Page segmentation data ->
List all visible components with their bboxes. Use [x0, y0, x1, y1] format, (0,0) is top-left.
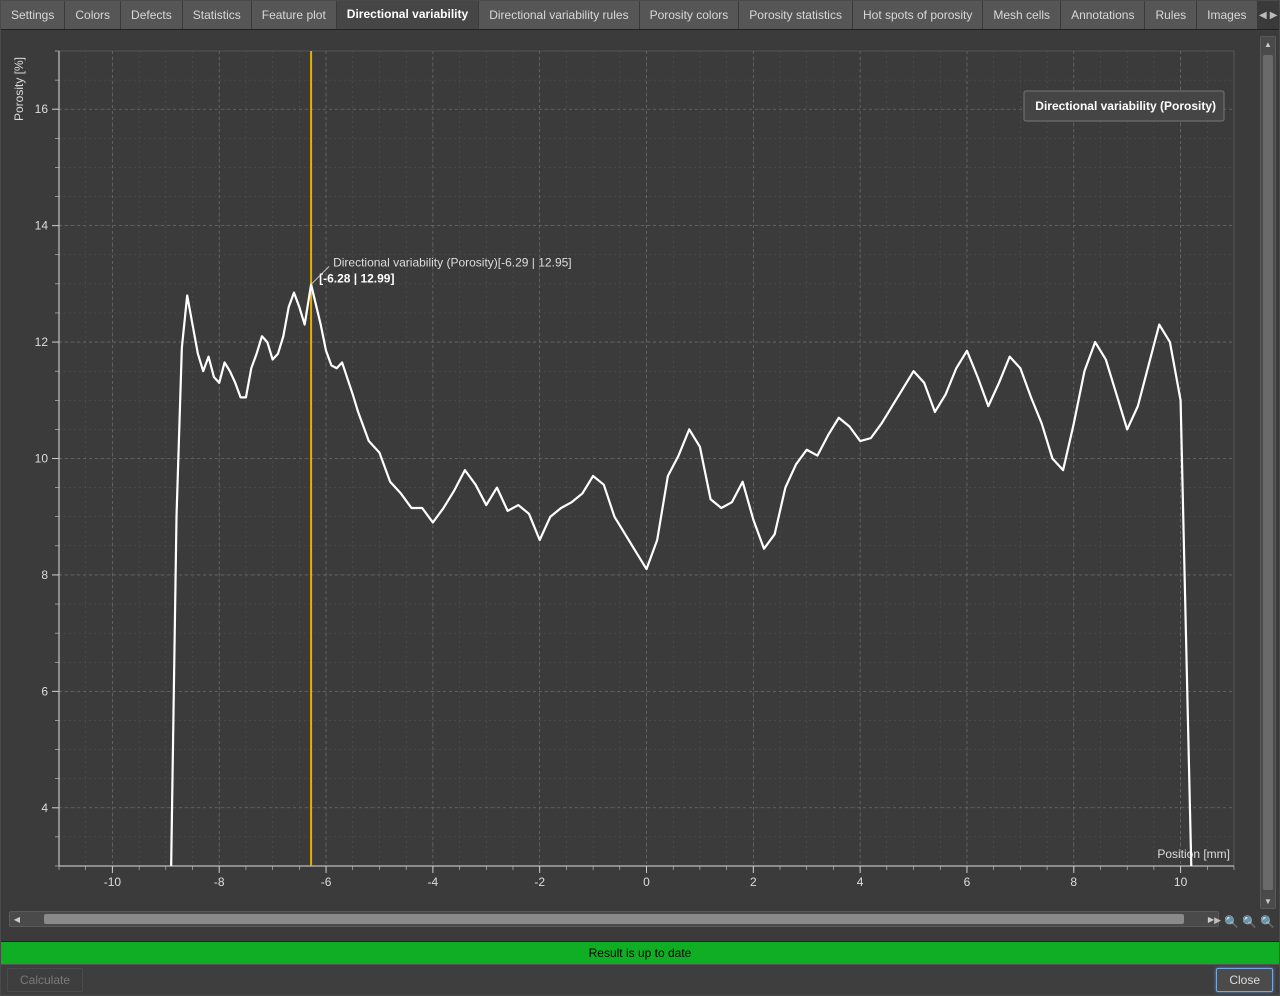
dialog-button-row: Calculate Close: [1, 964, 1279, 995]
svg-text:Directional variability (Poros: Directional variability (Porosity)[-6.29…: [333, 255, 572, 269]
tab-directional-variability-rules[interactable]: Directional variability rules: [479, 1, 639, 29]
status-text: Result is up to date: [589, 946, 692, 960]
chart-canvas[interactable]: -10 -8 -6 -4 -2 0 2 4 6 8 10 4 6 8 10 12 14 16 Position [m…: [9, 36, 1249, 896]
vertical-scrollbar[interactable]: ▲ ▼: [1260, 36, 1276, 909]
scroll-up-icon[interactable]: ▲: [1261, 37, 1275, 51]
tab-directional-variability[interactable]: Directional variability: [337, 1, 479, 29]
svg-text:-10: -10: [104, 875, 122, 889]
tab-statistics[interactable]: Statistics: [183, 1, 252, 29]
svg-text:Directional variability (Poros: Directional variability (Porosity): [1035, 99, 1216, 113]
tab-rules[interactable]: Rules: [1145, 1, 1197, 29]
tab-hot-spots-of-porosity[interactable]: Hot spots of porosity: [853, 1, 983, 29]
svg-text:14: 14: [35, 219, 49, 233]
tab-feature-plot[interactable]: Feature plot: [252, 1, 337, 29]
zoom-out-icon[interactable]: 🔍: [1242, 915, 1257, 929]
axis-expand-icon[interactable]: ▶: [1214, 915, 1221, 926]
svg-text:6: 6: [964, 875, 971, 889]
svg-text:-6: -6: [321, 875, 332, 889]
svg-text:[-6.28 | 12.99]: [-6.28 | 12.99]: [319, 271, 394, 285]
horizontal-scroll-thumb[interactable]: [44, 914, 1184, 924]
vertical-scroll-thumb[interactable]: [1263, 55, 1273, 890]
tab-images[interactable]: Images: [1197, 1, 1257, 29]
svg-text:0: 0: [643, 875, 650, 889]
svg-text:8: 8: [41, 568, 48, 582]
tab-scroll-right-icon[interactable]: ▶: [1268, 1, 1279, 29]
svg-text:4: 4: [41, 801, 48, 815]
tab-porosity-statistics[interactable]: Porosity statistics: [739, 1, 853, 29]
tab-strip: SettingsColorsDefectsStatisticsFeature p…: [1, 1, 1279, 30]
tab-colors[interactable]: Colors: [65, 1, 121, 29]
tab-porosity-colors[interactable]: Porosity colors: [640, 1, 740, 29]
zoom-fit-icon[interactable]: 🔍: [1260, 915, 1275, 929]
svg-text:8: 8: [1070, 875, 1077, 889]
svg-text:10: 10: [1174, 875, 1188, 889]
svg-text:-4: -4: [428, 875, 439, 889]
tab-settings[interactable]: Settings: [1, 1, 65, 29]
scroll-left-icon[interactable]: ◀: [10, 912, 24, 926]
svg-text:6: 6: [41, 684, 48, 698]
svg-text:Porosity [%]: Porosity [%]: [12, 57, 26, 121]
scroll-down-icon[interactable]: ▼: [1261, 894, 1275, 908]
close-button[interactable]: Close: [1216, 968, 1273, 992]
tab-mesh-cells[interactable]: Mesh cells: [983, 1, 1061, 29]
svg-text:-2: -2: [534, 875, 545, 889]
status-bar: Result is up to date: [1, 941, 1279, 964]
svg-text:4: 4: [857, 875, 864, 889]
tab-scroll-left-icon[interactable]: ◀: [1258, 1, 1269, 29]
svg-text:Position [mm]: Position [mm]: [1157, 847, 1230, 861]
horizontal-scrollbar[interactable]: ◀ ▶: [9, 911, 1219, 927]
tab-annotations[interactable]: Annotations: [1061, 1, 1145, 29]
zoom-in-icon[interactable]: 🔍: [1224, 915, 1239, 929]
svg-text:16: 16: [35, 102, 49, 116]
plot-area: -10 -8 -6 -4 -2 0 2 4 6 8 10 4 6 8 10 12 14 16 Position [m…: [1, 30, 1279, 941]
svg-text:10: 10: [35, 452, 49, 466]
svg-text:-8: -8: [214, 875, 225, 889]
svg-text:12: 12: [35, 335, 49, 349]
tab-defects[interactable]: Defects: [121, 1, 183, 29]
calculate-button: Calculate: [7, 968, 83, 992]
svg-text:2: 2: [750, 875, 757, 889]
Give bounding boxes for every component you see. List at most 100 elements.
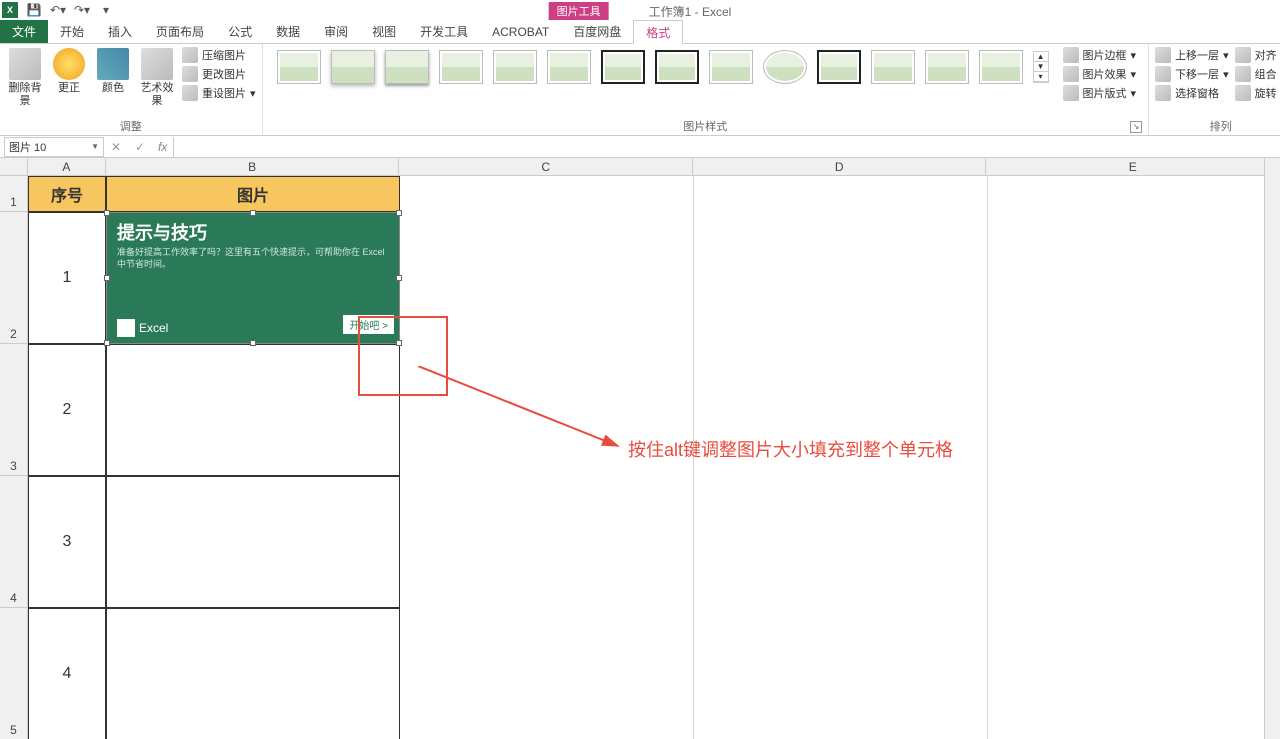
- style-item-14[interactable]: [979, 50, 1023, 84]
- style-item-2[interactable]: [331, 50, 375, 84]
- picture-layout-button[interactable]: 图片版式 ▾: [1061, 84, 1139, 102]
- row-header-3[interactable]: 3: [0, 344, 28, 476]
- pic-subtitle: 准备好提高工作效率了吗？这里有五个快速提示，可帮助你在 Excel 中节省时间。: [107, 247, 399, 270]
- artistic-button[interactable]: 艺术效果: [136, 46, 178, 110]
- style-item-11[interactable]: [817, 50, 861, 84]
- fx-icon[interactable]: fx: [152, 140, 173, 154]
- rotate-button[interactable]: 旋转 ▾: [1233, 84, 1280, 102]
- style-item-12[interactable]: [871, 50, 915, 84]
- cell-A5[interactable]: 4: [28, 608, 106, 739]
- col-header-B[interactable]: B: [106, 158, 400, 175]
- styles-group-label: 图片样式↘: [267, 117, 1145, 135]
- style-item-6[interactable]: [547, 50, 591, 84]
- cell-A3[interactable]: 2: [28, 344, 106, 476]
- qat-save[interactable]: 💾: [22, 1, 46, 19]
- col-header-D[interactable]: D: [693, 158, 987, 175]
- picture-border-button[interactable]: 图片边框 ▾: [1061, 46, 1139, 64]
- row-header-4[interactable]: 4: [0, 476, 28, 608]
- selection-pane-button[interactable]: 选择窗格: [1153, 84, 1231, 102]
- tab-layout[interactable]: 页面布局: [144, 20, 216, 43]
- tab-formulas[interactable]: 公式: [216, 20, 264, 43]
- formula-input[interactable]: [173, 137, 1280, 157]
- tab-data[interactable]: 数据: [264, 20, 312, 43]
- chevron-down-icon[interactable]: ▼: [91, 142, 99, 151]
- row-header-2[interactable]: 2: [0, 212, 28, 344]
- group-button[interactable]: 组合 ▾: [1233, 65, 1280, 83]
- tab-baidu[interactable]: 百度网盘: [561, 20, 633, 43]
- send-backward-button[interactable]: 下移一层 ▾: [1153, 65, 1231, 83]
- style-item-8[interactable]: [655, 50, 699, 84]
- compress-pic-button[interactable]: 压缩图片: [180, 46, 258, 64]
- tab-format[interactable]: 格式: [633, 20, 683, 44]
- cell-A4[interactable]: 3: [28, 476, 106, 608]
- color-icon: [97, 48, 129, 80]
- col-header-C[interactable]: C: [399, 158, 693, 175]
- arrange-group-label: 排列: [1153, 117, 1280, 135]
- row-header-5[interactable]: 5: [0, 608, 28, 739]
- corrections-icon: [53, 48, 85, 80]
- styles-launcher[interactable]: ↘: [1130, 121, 1142, 133]
- corrections-button[interactable]: 更正: [48, 46, 90, 97]
- artistic-icon: [141, 48, 173, 80]
- resize-handle-s[interactable]: [250, 340, 256, 346]
- style-item-7[interactable]: [601, 50, 645, 84]
- style-item-5[interactable]: [493, 50, 537, 84]
- gallery-more[interactable]: ▲▼▾: [1033, 51, 1049, 83]
- cell-A2[interactable]: 1: [28, 212, 106, 344]
- style-item-9[interactable]: [709, 50, 753, 84]
- style-item-3[interactable]: [385, 50, 429, 84]
- rotate-icon: [1235, 85, 1251, 101]
- color-button[interactable]: 颜色: [92, 46, 134, 97]
- effects-icon: [1063, 66, 1079, 82]
- row-headers: 1 2 3 4 5: [0, 176, 28, 739]
- style-item-4[interactable]: [439, 50, 483, 84]
- ribbon-group-adjust: 删除背景 更正 颜色 艺术效果 压缩图片 更改图片 重设图片 ▾ 调整: [0, 44, 263, 135]
- change-pic-button[interactable]: 更改图片: [180, 65, 258, 83]
- cell-B5[interactable]: [106, 608, 400, 739]
- style-item-1[interactable]: [277, 50, 321, 84]
- tab-insert[interactable]: 插入: [96, 20, 144, 43]
- resize-handle-sw[interactable]: [104, 340, 110, 346]
- accept-formula-button[interactable]: ✓: [128, 140, 152, 154]
- embedded-picture[interactable]: 提示与技巧 准备好提高工作效率了吗？这里有五个快速提示，可帮助你在 Excel …: [106, 212, 400, 344]
- picture-effects-button[interactable]: 图片效果 ▾: [1061, 65, 1139, 83]
- cells-area[interactable]: 序号 图片 1 2 3 4 提示与技巧 准备好提高工作效率了吗？这里有五个快速提…: [28, 176, 1280, 739]
- name-box-value: 图片 10: [9, 139, 46, 155]
- cancel-formula-button[interactable]: ✕: [104, 140, 128, 154]
- resize-handle-ne[interactable]: [396, 210, 402, 216]
- col-header-A[interactable]: A: [28, 158, 106, 175]
- tab-devtools[interactable]: 开发工具: [408, 20, 480, 43]
- cell-B4[interactable]: [106, 476, 400, 608]
- style-item-13[interactable]: [925, 50, 969, 84]
- name-box[interactable]: 图片 10 ▼: [4, 137, 104, 157]
- tab-review[interactable]: 审阅: [312, 20, 360, 43]
- piclayout-icon: [1063, 85, 1079, 101]
- ribbon-group-styles: ▲▼▾ 图片边框 ▾ 图片效果 ▾ 图片版式 ▾ 图片样式↘: [263, 44, 1150, 135]
- resize-handle-w[interactable]: [104, 275, 110, 281]
- col-header-E[interactable]: E: [986, 158, 1280, 175]
- vertical-scrollbar[interactable]: [1264, 158, 1280, 739]
- tab-acrobat[interactable]: ACROBAT: [480, 20, 561, 43]
- pic-footer: Excel: [117, 319, 168, 337]
- tab-view[interactable]: 视图: [360, 20, 408, 43]
- remove-background-button[interactable]: 删除背景: [4, 46, 46, 110]
- qat-custom[interactable]: ▾: [94, 1, 118, 19]
- qat-undo[interactable]: ↶▾: [46, 1, 70, 19]
- cell-A1[interactable]: 序号: [28, 176, 106, 212]
- align-button[interactable]: 对齐 ▾: [1233, 46, 1280, 64]
- resize-handle-nw[interactable]: [104, 210, 110, 216]
- annotation-arrow: [418, 366, 628, 456]
- resize-handle-e[interactable]: [396, 275, 402, 281]
- cell-B3[interactable]: [106, 344, 400, 476]
- tab-file[interactable]: 文件: [0, 20, 48, 43]
- style-item-10[interactable]: [763, 50, 807, 84]
- row-header-1[interactable]: 1: [0, 176, 28, 212]
- qat-redo[interactable]: ↷▾: [70, 1, 94, 19]
- cell-col-E[interactable]: [988, 176, 1280, 739]
- cell-B1[interactable]: 图片: [106, 176, 400, 212]
- bring-forward-button[interactable]: 上移一层 ▾: [1153, 46, 1231, 64]
- select-all-button[interactable]: [0, 158, 28, 175]
- tab-home[interactable]: 开始: [48, 20, 96, 43]
- reset-pic-button[interactable]: 重设图片 ▾: [180, 84, 258, 102]
- resize-handle-n[interactable]: [250, 210, 256, 216]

Problem requirements -> Show a copy of each line from the records above in which the string "name" occurs.

Result of this exercise ->
- name-box-value: 图片 10: [9, 139, 46, 155]
- name-box[interactable]: 图片 10 ▼: [4, 137, 104, 157]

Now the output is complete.